— What is asked —
Please write the listing below out again exactly, leaving every picture behind.
***** Raw records
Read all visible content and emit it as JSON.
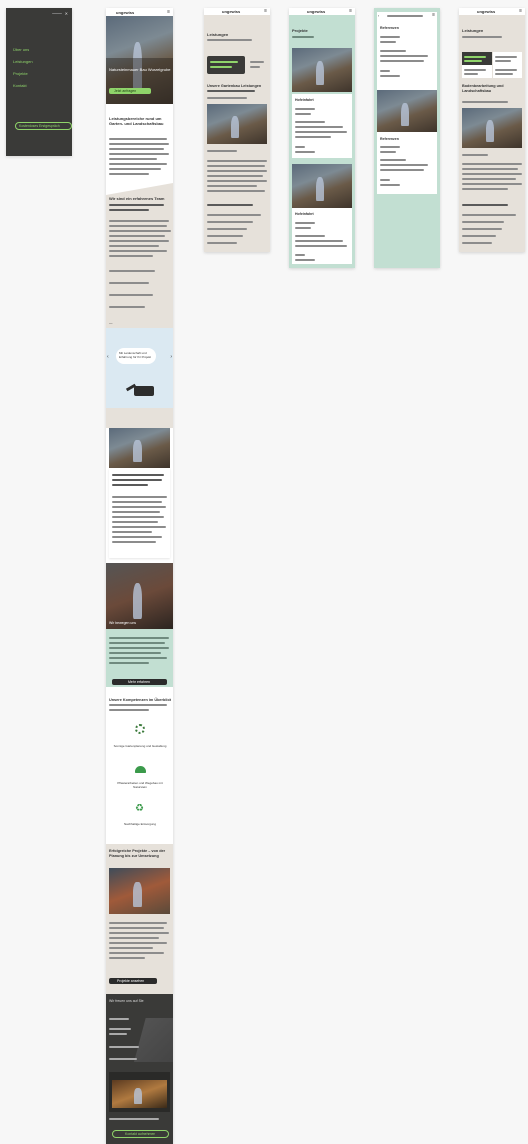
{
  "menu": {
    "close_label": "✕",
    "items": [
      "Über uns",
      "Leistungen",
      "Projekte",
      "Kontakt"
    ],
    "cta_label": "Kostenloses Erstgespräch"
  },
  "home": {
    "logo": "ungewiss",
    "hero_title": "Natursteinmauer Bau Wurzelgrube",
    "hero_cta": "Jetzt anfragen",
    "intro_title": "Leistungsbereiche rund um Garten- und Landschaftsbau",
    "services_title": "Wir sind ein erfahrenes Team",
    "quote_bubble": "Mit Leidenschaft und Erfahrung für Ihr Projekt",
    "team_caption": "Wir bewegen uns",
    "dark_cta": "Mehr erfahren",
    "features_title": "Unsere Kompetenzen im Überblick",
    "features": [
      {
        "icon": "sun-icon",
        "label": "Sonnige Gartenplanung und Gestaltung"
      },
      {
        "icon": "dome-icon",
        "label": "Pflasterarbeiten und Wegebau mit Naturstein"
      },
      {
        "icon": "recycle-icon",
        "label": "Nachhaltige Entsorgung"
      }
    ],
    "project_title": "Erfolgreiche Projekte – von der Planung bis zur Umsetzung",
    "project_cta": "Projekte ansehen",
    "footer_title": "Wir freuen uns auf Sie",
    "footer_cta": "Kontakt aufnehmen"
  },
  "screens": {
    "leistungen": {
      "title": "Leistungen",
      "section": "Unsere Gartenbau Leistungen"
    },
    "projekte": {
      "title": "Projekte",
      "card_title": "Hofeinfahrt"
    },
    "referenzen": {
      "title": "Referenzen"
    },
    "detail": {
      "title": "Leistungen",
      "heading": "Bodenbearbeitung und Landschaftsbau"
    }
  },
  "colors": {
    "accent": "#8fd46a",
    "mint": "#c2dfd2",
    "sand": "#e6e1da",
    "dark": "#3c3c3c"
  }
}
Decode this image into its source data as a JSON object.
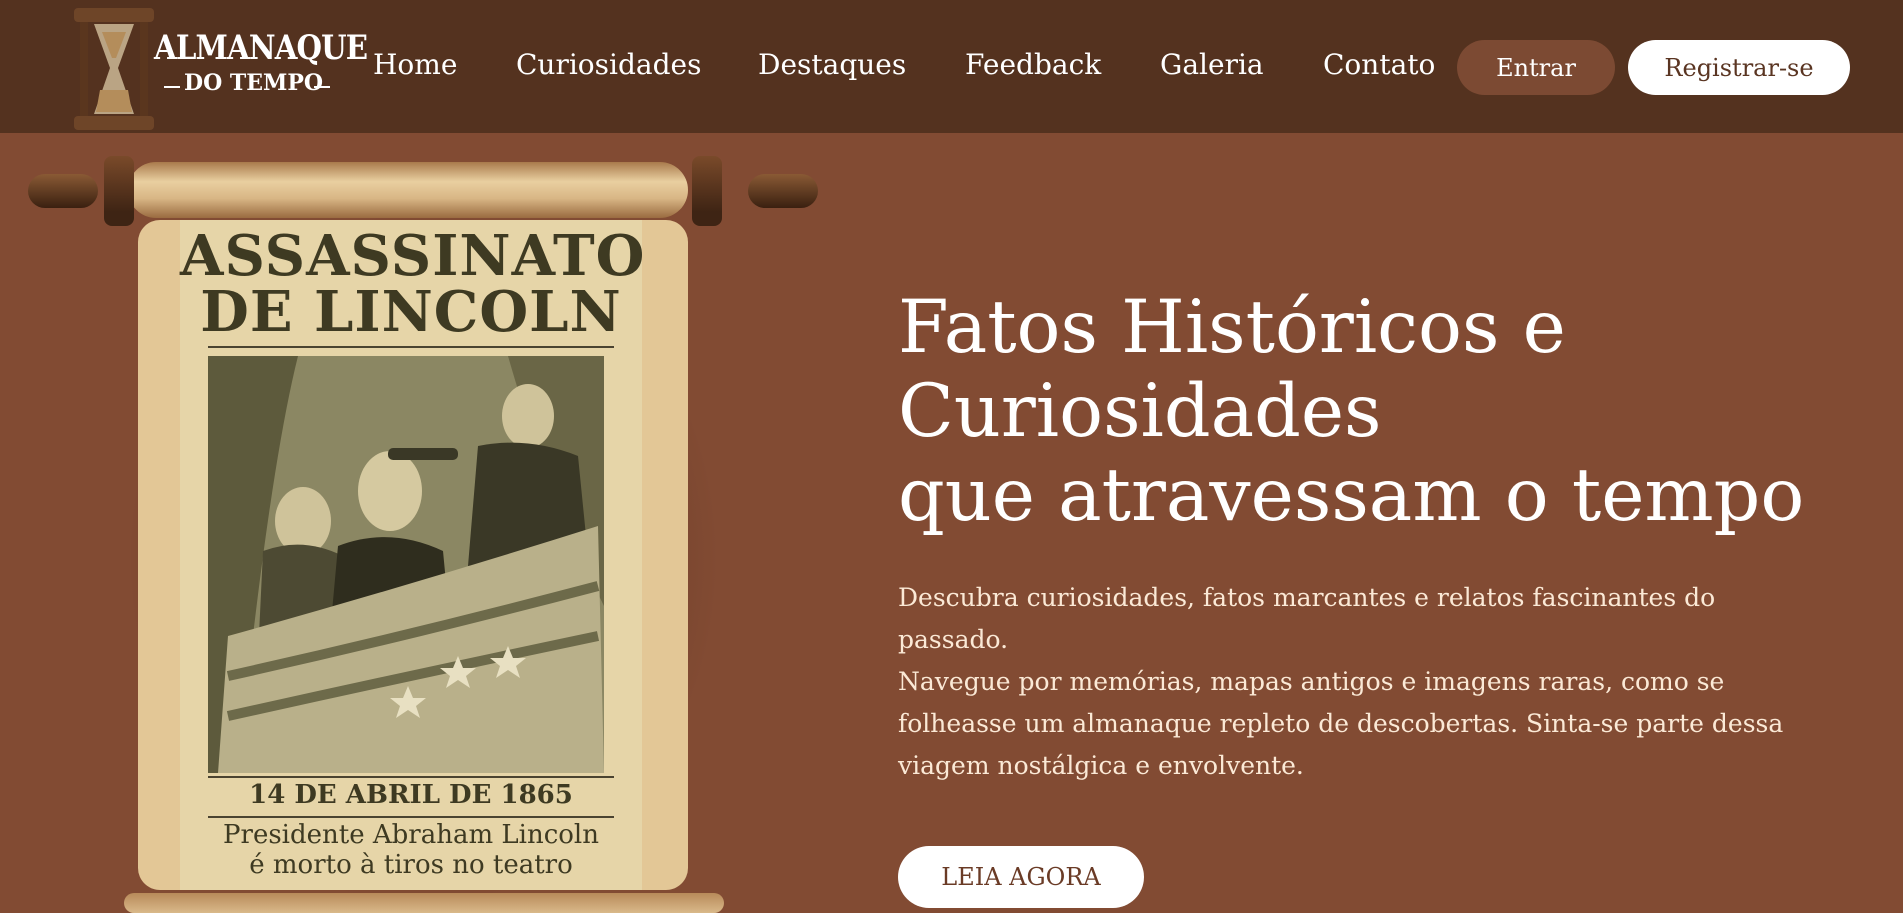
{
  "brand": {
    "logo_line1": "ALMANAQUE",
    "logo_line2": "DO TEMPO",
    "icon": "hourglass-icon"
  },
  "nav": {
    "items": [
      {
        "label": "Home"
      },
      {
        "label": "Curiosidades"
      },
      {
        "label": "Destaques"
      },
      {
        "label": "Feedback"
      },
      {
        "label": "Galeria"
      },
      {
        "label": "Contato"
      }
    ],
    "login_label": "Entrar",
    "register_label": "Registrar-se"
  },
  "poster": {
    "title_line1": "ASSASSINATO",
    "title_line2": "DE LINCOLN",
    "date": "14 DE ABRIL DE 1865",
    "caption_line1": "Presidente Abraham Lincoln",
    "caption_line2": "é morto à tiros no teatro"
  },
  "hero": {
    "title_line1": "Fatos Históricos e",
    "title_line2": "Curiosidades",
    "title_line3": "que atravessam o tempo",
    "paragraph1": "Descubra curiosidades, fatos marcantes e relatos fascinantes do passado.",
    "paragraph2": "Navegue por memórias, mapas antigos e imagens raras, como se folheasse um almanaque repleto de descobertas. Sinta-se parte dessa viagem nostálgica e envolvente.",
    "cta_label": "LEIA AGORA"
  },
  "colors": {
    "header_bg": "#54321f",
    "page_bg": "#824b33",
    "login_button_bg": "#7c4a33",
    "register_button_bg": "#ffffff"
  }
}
**********
— Response to this exercise —
Read all visible content and emit it as JSON.
{
  "menu": {
    "close_label": "✕",
    "items": [
      "Über uns",
      "Leistungen",
      "Projekte",
      "Kontakt"
    ],
    "cta_label": "Kostenloses Erstgespräch"
  },
  "home": {
    "logo": "ungewiss",
    "hero_title": "Natursteinmauer Bau Wurzelgrube",
    "hero_cta": "Jetzt anfragen",
    "intro_title": "Leistungsbereiche rund um Garten- und Landschaftsbau",
    "services_title": "Wir sind ein erfahrenes Team",
    "quote_bubble": "Mit Leidenschaft und Erfahrung für Ihr Projekt",
    "team_caption": "Wir bewegen uns",
    "dark_cta": "Mehr erfahren",
    "features_title": "Unsere Kompetenzen im Überblick",
    "features": [
      {
        "icon": "sun-icon",
        "label": "Sonnige Gartenplanung und Gestaltung"
      },
      {
        "icon": "dome-icon",
        "label": "Pflasterarbeiten und Wegebau mit Naturstein"
      },
      {
        "icon": "recycle-icon",
        "label": "Nachhaltige Entsorgung"
      }
    ],
    "project_title": "Erfolgreiche Projekte – von der Planung bis zur Umsetzung",
    "project_cta": "Projekte ansehen",
    "footer_title": "Wir freuen uns auf Sie",
    "footer_cta": "Kontakt aufnehmen"
  },
  "screens": {
    "leistungen": {
      "title": "Leistungen",
      "section": "Unsere Gartenbau Leistungen"
    },
    "projekte": {
      "title": "Projekte",
      "card_title": "Hofeinfahrt"
    },
    "referenzen": {
      "title": "Referenzen"
    },
    "detail": {
      "title": "Leistungen",
      "heading": "Bodenbearbeitung und Landschaftsbau"
    }
  },
  "colors": {
    "accent": "#8fd46a",
    "mint": "#c2dfd2",
    "sand": "#e6e1da",
    "dark": "#3c3c3c"
  }
}
Decode this image into its source data as a JSON object.
{
  "brand": {
    "logo_line1": "ALMANAQUE",
    "logo_line2": "DO TEMPO",
    "icon": "hourglass-icon"
  },
  "nav": {
    "items": [
      {
        "label": "Home"
      },
      {
        "label": "Curiosidades"
      },
      {
        "label": "Destaques"
      },
      {
        "label": "Feedback"
      },
      {
        "label": "Galeria"
      },
      {
        "label": "Contato"
      }
    ],
    "login_label": "Entrar",
    "register_label": "Registrar-se"
  },
  "poster": {
    "title_line1": "ASSASSINATO",
    "title_line2": "DE LINCOLN",
    "date": "14 DE ABRIL DE 1865",
    "caption_line1": "Presidente Abraham Lincoln",
    "caption_line2": "é morto à tiros no teatro"
  },
  "hero": {
    "title_line1": "Fatos Históricos e",
    "title_line2": "Curiosidades",
    "title_line3": "que atravessam o tempo",
    "paragraph1": "Descubra curiosidades, fatos marcantes e relatos fascinantes do passado.",
    "paragraph2": "Navegue por memórias, mapas antigos e imagens raras, como se folheasse um almanaque repleto de descobertas. Sinta-se parte dessa viagem nostálgica e envolvente.",
    "cta_label": "LEIA AGORA"
  },
  "colors": {
    "header_bg": "#54321f",
    "page_bg": "#824b33",
    "login_button_bg": "#7c4a33",
    "register_button_bg": "#ffffff"
  }
}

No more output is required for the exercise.